## [RECORDS SHOWN]
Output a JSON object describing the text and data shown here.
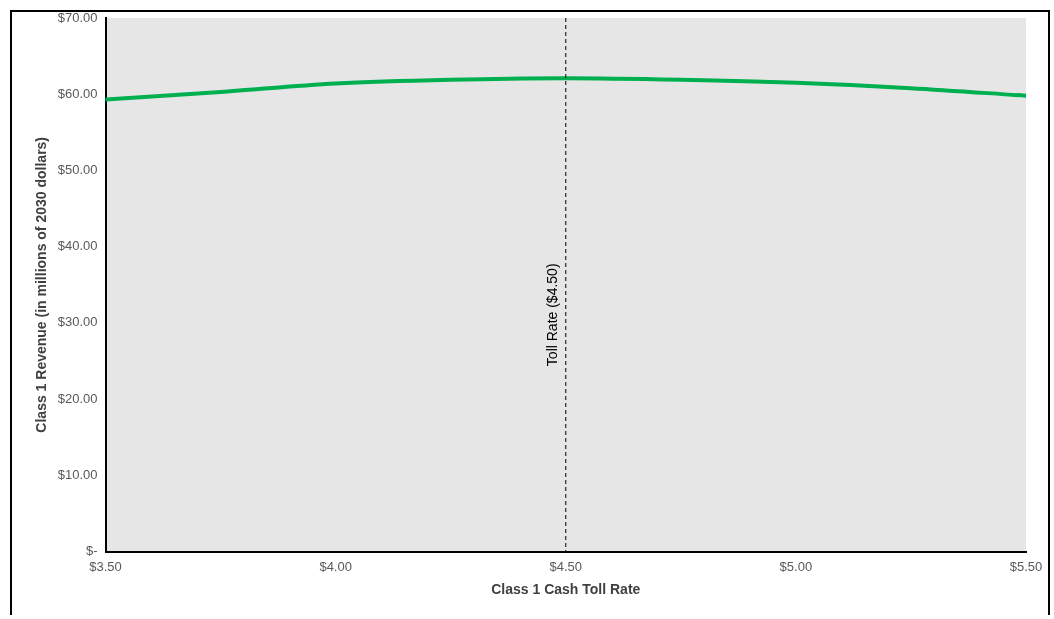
{
  "chart_data": {
    "type": "line",
    "xlabel": "Class 1 Cash Toll Rate",
    "ylabel": "Class 1 Revenue (in millions of 2030 dollars)",
    "x": [
      3.5,
      3.75,
      4.0,
      4.25,
      4.5,
      4.75,
      5.0,
      5.25,
      5.5
    ],
    "series": [
      {
        "color": "#00b050",
        "values": [
          59.3,
          60.3,
          61.4,
          61.9,
          62.1,
          61.9,
          61.5,
          60.8,
          59.8
        ]
      }
    ],
    "xlim": [
      3.5,
      5.5
    ],
    "xticks": [
      {
        "value": 3.5,
        "label": "$3.50"
      },
      {
        "value": 4,
        "label": "$4.00"
      },
      {
        "value": 4.5,
        "label": "$4.50"
      },
      {
        "value": 5,
        "label": "$5.00"
      },
      {
        "value": 5.5,
        "label": "$5.50"
      }
    ],
    "ylim": [
      0,
      70
    ],
    "yticks": [
      {
        "value": 0,
        "label": "$-"
      },
      {
        "value": 10,
        "label": "$10.00"
      },
      {
        "value": 20,
        "label": "$20.00"
      },
      {
        "value": 30,
        "label": "$30.00"
      },
      {
        "value": 40,
        "label": "$40.00"
      },
      {
        "value": 50,
        "label": "$50.00"
      },
      {
        "value": 60,
        "label": "$60.00"
      },
      {
        "value": 70,
        "label": "$70.00"
      }
    ],
    "ref_lines": [
      {
        "axis": "x",
        "value": 4.5,
        "label": "Toll Rate ($4.50)",
        "color": "#000000",
        "line_style": "dashed"
      }
    ],
    "grid": false,
    "legend": false,
    "marker": "none",
    "line_style": "solid"
  }
}
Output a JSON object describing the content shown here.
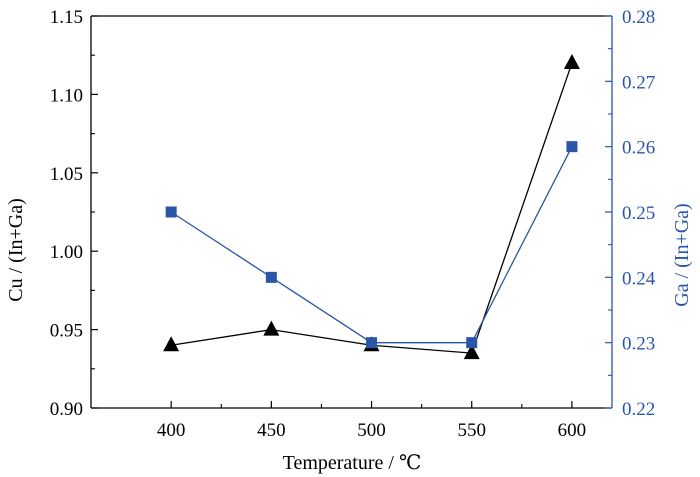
{
  "chart_data": {
    "type": "line",
    "xlabel": "Temperature / ℃",
    "ylabel": "Cu / (In+Ga)",
    "ylabel_right": "Ga / (In+Ga)",
    "xlim": [
      360,
      620
    ],
    "x_ticks": [
      400,
      450,
      500,
      550,
      600
    ],
    "x_tick_labels": [
      "400",
      "450",
      "500",
      "550",
      "600"
    ],
    "ylim": [
      0.9,
      1.15
    ],
    "y_ticks": [
      0.9,
      0.95,
      1.0,
      1.05,
      1.1,
      1.15
    ],
    "y_tick_labels": [
      "0.90",
      "0.95",
      "1.00",
      "1.05",
      "1.10",
      "1.15"
    ],
    "ylim_right": [
      0.22,
      0.28
    ],
    "y_right_ticks": [
      0.22,
      0.23,
      0.24,
      0.25,
      0.26,
      0.27,
      0.28
    ],
    "y_right_tick_labels": [
      "0.22",
      "0.23",
      "0.24",
      "0.25",
      "0.26",
      "0.27",
      "0.28"
    ],
    "grid": false,
    "x": [
      400,
      450,
      500,
      550,
      600
    ],
    "series": [
      {
        "axis": "left",
        "marker": "triangle",
        "color": "#000000",
        "values": [
          0.94,
          0.95,
          0.94,
          0.935,
          1.12
        ]
      },
      {
        "axis": "right",
        "marker": "square",
        "color": "#2a55a8",
        "values": [
          0.25,
          0.24,
          0.23,
          0.23,
          0.26
        ]
      }
    ],
    "right_axis_color": "#2a55a8"
  }
}
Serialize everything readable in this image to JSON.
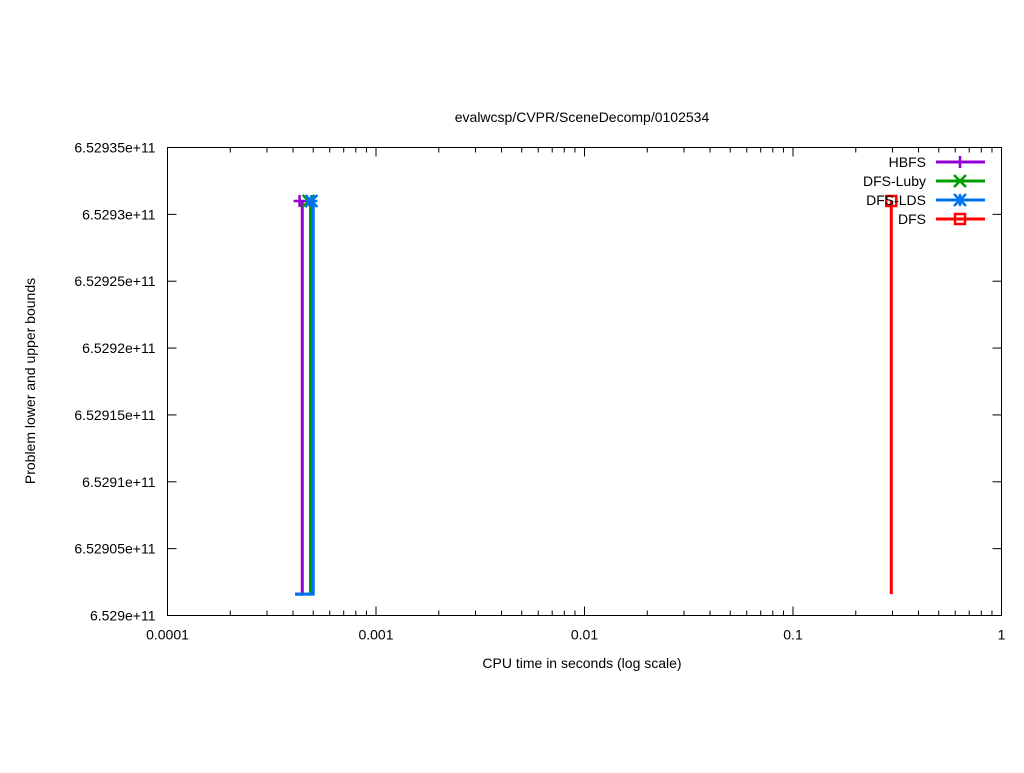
{
  "chart_data": {
    "type": "line",
    "title": "evalwcsp/CVPR/SceneDecomp/0102534",
    "xlabel": "CPU time in seconds (log scale)",
    "ylabel": "Problem lower and upper bounds",
    "xscale": "log",
    "xlim": [
      0.0001,
      1
    ],
    "ylim": [
      652900000000,
      652935000000
    ],
    "xticks": [
      {
        "v": 0.0001,
        "label": "0.0001"
      },
      {
        "v": 0.001,
        "label": "0.001"
      },
      {
        "v": 0.01,
        "label": "0.01"
      },
      {
        "v": 0.1,
        "label": "0.1"
      },
      {
        "v": 1,
        "label": "1"
      }
    ],
    "yticks": [
      {
        "v": 652900000000,
        "label": "6.529e+11"
      },
      {
        "v": 652905000000,
        "label": "6.52905e+11"
      },
      {
        "v": 652910000000,
        "label": "6.5291e+11"
      },
      {
        "v": 652915000000,
        "label": "6.52915e+11"
      },
      {
        "v": 652920000000,
        "label": "6.5292e+11"
      },
      {
        "v": 652925000000,
        "label": "6.52925e+11"
      },
      {
        "v": 652930000000,
        "label": "6.5293e+11"
      },
      {
        "v": 652935000000,
        "label": "6.52935e+11"
      }
    ],
    "grid": false,
    "legend_position": "top-right",
    "series": [
      {
        "name": "HBFS",
        "color": "#9400d3",
        "marker": "plus",
        "points": [
          [
            0.00041,
            652901600000
          ],
          [
            0.000443,
            652901600000
          ],
          [
            0.000443,
            652931000000
          ]
        ],
        "upper": [
          0.00043,
          652931000000
        ]
      },
      {
        "name": "DFS-Luby",
        "color": "#009e00",
        "marker": "cross",
        "points": [
          [
            0.00041,
            652901600000
          ],
          [
            0.000485,
            652901600000
          ],
          [
            0.000485,
            652931000000
          ]
        ],
        "upper": [
          0.000475,
          652931000000
        ]
      },
      {
        "name": "DFS-LDS",
        "color": "#0072f2",
        "marker": "star",
        "points": [
          [
            0.00041,
            652901600000
          ],
          [
            0.0005,
            652901600000
          ],
          [
            0.0005,
            652931000000
          ]
        ],
        "upper": [
          0.00049,
          652931000000
        ]
      },
      {
        "name": "DFS",
        "color": "#ff0000",
        "marker": "box",
        "points": [
          [
            0.296,
            652901600000
          ],
          [
            0.296,
            652931000000
          ]
        ],
        "upper": [
          0.296,
          652931000000
        ]
      }
    ]
  }
}
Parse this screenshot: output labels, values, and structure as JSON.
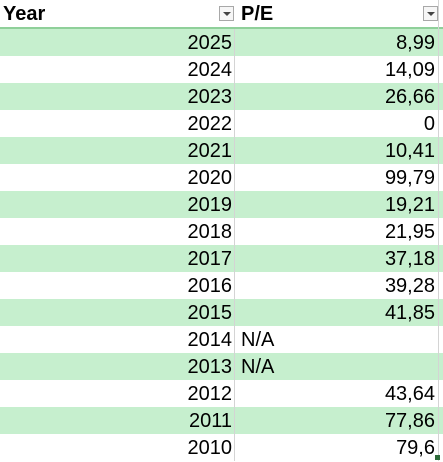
{
  "header": {
    "year_label": "Year",
    "pe_label": "P/E"
  },
  "rows": [
    {
      "year": "2025",
      "pe": "8,99",
      "text": false
    },
    {
      "year": "2024",
      "pe": "14,09",
      "text": false
    },
    {
      "year": "2023",
      "pe": "26,66",
      "text": false
    },
    {
      "year": "2022",
      "pe": "0",
      "text": false
    },
    {
      "year": "2021",
      "pe": "10,41",
      "text": false
    },
    {
      "year": "2020",
      "pe": "99,79",
      "text": false
    },
    {
      "year": "2019",
      "pe": "19,21",
      "text": false
    },
    {
      "year": "2018",
      "pe": "21,95",
      "text": false
    },
    {
      "year": "2017",
      "pe": "37,18",
      "text": false
    },
    {
      "year": "2016",
      "pe": "39,28",
      "text": false
    },
    {
      "year": "2015",
      "pe": "41,85",
      "text": false
    },
    {
      "year": "2014",
      "pe": "N/A",
      "text": true
    },
    {
      "year": "2013",
      "pe": "N/A",
      "text": true
    },
    {
      "year": "2012",
      "pe": "43,64",
      "text": false
    },
    {
      "year": "2011",
      "pe": "77,86",
      "text": false
    },
    {
      "year": "2010",
      "pe": "79,6",
      "text": false
    }
  ],
  "colors": {
    "band": "#c6efce",
    "header_border": "#8fd09a"
  },
  "icons": {
    "filter": "filter-dropdown-icon"
  }
}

## [TASK TO CARRY OUT]
Return the entries unchanged, save for the pictures, which do not belong in the copy.

## [SOLVED PROBLEM]
Output a JSON object describing the text and data shown here.
{
  "chart_data": {
    "type": "line",
    "xlabel": "Class 1 Cash Toll Rate",
    "ylabel": "Class 1 Revenue (in millions of 2030 dollars)",
    "x": [
      3.5,
      3.75,
      4.0,
      4.25,
      4.5,
      4.75,
      5.0,
      5.25,
      5.5
    ],
    "series": [
      {
        "color": "#00b050",
        "values": [
          59.3,
          60.3,
          61.4,
          61.9,
          62.1,
          61.9,
          61.5,
          60.8,
          59.8
        ]
      }
    ],
    "xlim": [
      3.5,
      5.5
    ],
    "xticks": [
      {
        "value": 3.5,
        "label": "$3.50"
      },
      {
        "value": 4,
        "label": "$4.00"
      },
      {
        "value": 4.5,
        "label": "$4.50"
      },
      {
        "value": 5,
        "label": "$5.00"
      },
      {
        "value": 5.5,
        "label": "$5.50"
      }
    ],
    "ylim": [
      0,
      70
    ],
    "yticks": [
      {
        "value": 0,
        "label": "$-"
      },
      {
        "value": 10,
        "label": "$10.00"
      },
      {
        "value": 20,
        "label": "$20.00"
      },
      {
        "value": 30,
        "label": "$30.00"
      },
      {
        "value": 40,
        "label": "$40.00"
      },
      {
        "value": 50,
        "label": "$50.00"
      },
      {
        "value": 60,
        "label": "$60.00"
      },
      {
        "value": 70,
        "label": "$70.00"
      }
    ],
    "ref_lines": [
      {
        "axis": "x",
        "value": 4.5,
        "label": "Toll Rate ($4.50)",
        "color": "#000000",
        "line_style": "dashed"
      }
    ],
    "grid": false,
    "legend": false,
    "marker": "none",
    "line_style": "solid"
  }
}
Output a JSON object describing the content shown here.
{
  "chart_data": {
    "type": "line",
    "xlabel": "Temperature / ℃",
    "ylabel": "Cu / (In+Ga)",
    "ylabel_right": "Ga / (In+Ga)",
    "xlim": [
      360,
      620
    ],
    "x_ticks": [
      400,
      450,
      500,
      550,
      600
    ],
    "x_tick_labels": [
      "400",
      "450",
      "500",
      "550",
      "600"
    ],
    "ylim": [
      0.9,
      1.15
    ],
    "y_ticks": [
      0.9,
      0.95,
      1.0,
      1.05,
      1.1,
      1.15
    ],
    "y_tick_labels": [
      "0.90",
      "0.95",
      "1.00",
      "1.05",
      "1.10",
      "1.15"
    ],
    "ylim_right": [
      0.22,
      0.28
    ],
    "y_right_ticks": [
      0.22,
      0.23,
      0.24,
      0.25,
      0.26,
      0.27,
      0.28
    ],
    "y_right_tick_labels": [
      "0.22",
      "0.23",
      "0.24",
      "0.25",
      "0.26",
      "0.27",
      "0.28"
    ],
    "grid": false,
    "x": [
      400,
      450,
      500,
      550,
      600
    ],
    "series": [
      {
        "axis": "left",
        "marker": "triangle",
        "color": "#000000",
        "values": [
          0.94,
          0.95,
          0.94,
          0.935,
          1.12
        ]
      },
      {
        "axis": "right",
        "marker": "square",
        "color": "#2a55a8",
        "values": [
          0.25,
          0.24,
          0.23,
          0.23,
          0.26
        ]
      }
    ],
    "right_axis_color": "#2a55a8"
  }
}
Serialize everything readable in this image to JSON.
{
  "chart_data": {
    "type": "line",
    "title": "evalwcsp/CVPR/SceneDecomp/0102534",
    "xlabel": "CPU time in seconds (log scale)",
    "ylabel": "Problem lower and upper bounds",
    "xscale": "log",
    "xlim": [
      0.0001,
      1
    ],
    "ylim": [
      652900000000,
      652935000000
    ],
    "xticks": [
      {
        "v": 0.0001,
        "label": "0.0001"
      },
      {
        "v": 0.001,
        "label": "0.001"
      },
      {
        "v": 0.01,
        "label": "0.01"
      },
      {
        "v": 0.1,
        "label": "0.1"
      },
      {
        "v": 1,
        "label": "1"
      }
    ],
    "yticks": [
      {
        "v": 652900000000,
        "label": "6.529e+11"
      },
      {
        "v": 652905000000,
        "label": "6.52905e+11"
      },
      {
        "v": 652910000000,
        "label": "6.5291e+11"
      },
      {
        "v": 652915000000,
        "label": "6.52915e+11"
      },
      {
        "v": 652920000000,
        "label": "6.5292e+11"
      },
      {
        "v": 652925000000,
        "label": "6.52925e+11"
      },
      {
        "v": 652930000000,
        "label": "6.5293e+11"
      },
      {
        "v": 652935000000,
        "label": "6.52935e+11"
      }
    ],
    "grid": false,
    "legend_position": "top-right",
    "series": [
      {
        "name": "HBFS",
        "color": "#9400d3",
        "marker": "plus",
        "points": [
          [
            0.00041,
            652901600000
          ],
          [
            0.000443,
            652901600000
          ],
          [
            0.000443,
            652931000000
          ]
        ],
        "upper": [
          0.00043,
          652931000000
        ]
      },
      {
        "name": "DFS-Luby",
        "color": "#009e00",
        "marker": "cross",
        "points": [
          [
            0.00041,
            652901600000
          ],
          [
            0.000485,
            652901600000
          ],
          [
            0.000485,
            652931000000
          ]
        ],
        "upper": [
          0.000475,
          652931000000
        ]
      },
      {
        "name": "DFS-LDS",
        "color": "#0072f2",
        "marker": "star",
        "points": [
          [
            0.00041,
            652901600000
          ],
          [
            0.0005,
            652901600000
          ],
          [
            0.0005,
            652931000000
          ]
        ],
        "upper": [
          0.00049,
          652931000000
        ]
      },
      {
        "name": "DFS",
        "color": "#ff0000",
        "marker": "box",
        "points": [
          [
            0.296,
            652901600000
          ],
          [
            0.296,
            652931000000
          ]
        ],
        "upper": [
          0.296,
          652931000000
        ]
      }
    ]
  }
}
Parse this screenshot: output labels, values, and structure as JSON.
{
  "header": {
    "year_label": "Year",
    "pe_label": "P/E"
  },
  "rows": [
    {
      "year": "2025",
      "pe": "8,99",
      "text": false
    },
    {
      "year": "2024",
      "pe": "14,09",
      "text": false
    },
    {
      "year": "2023",
      "pe": "26,66",
      "text": false
    },
    {
      "year": "2022",
      "pe": "0",
      "text": false
    },
    {
      "year": "2021",
      "pe": "10,41",
      "text": false
    },
    {
      "year": "2020",
      "pe": "99,79",
      "text": false
    },
    {
      "year": "2019",
      "pe": "19,21",
      "text": false
    },
    {
      "year": "2018",
      "pe": "21,95",
      "text": false
    },
    {
      "year": "2017",
      "pe": "37,18",
      "text": false
    },
    {
      "year": "2016",
      "pe": "39,28",
      "text": false
    },
    {
      "year": "2015",
      "pe": "41,85",
      "text": false
    },
    {
      "year": "2014",
      "pe": "N/A",
      "text": true
    },
    {
      "year": "2013",
      "pe": "N/A",
      "text": true
    },
    {
      "year": "2012",
      "pe": "43,64",
      "text": false
    },
    {
      "year": "2011",
      "pe": "77,86",
      "text": false
    },
    {
      "year": "2010",
      "pe": "79,6",
      "text": false
    }
  ],
  "colors": {
    "band": "#c6efce",
    "header_border": "#8fd09a"
  },
  "icons": {
    "filter": "filter-dropdown-icon"
  }
}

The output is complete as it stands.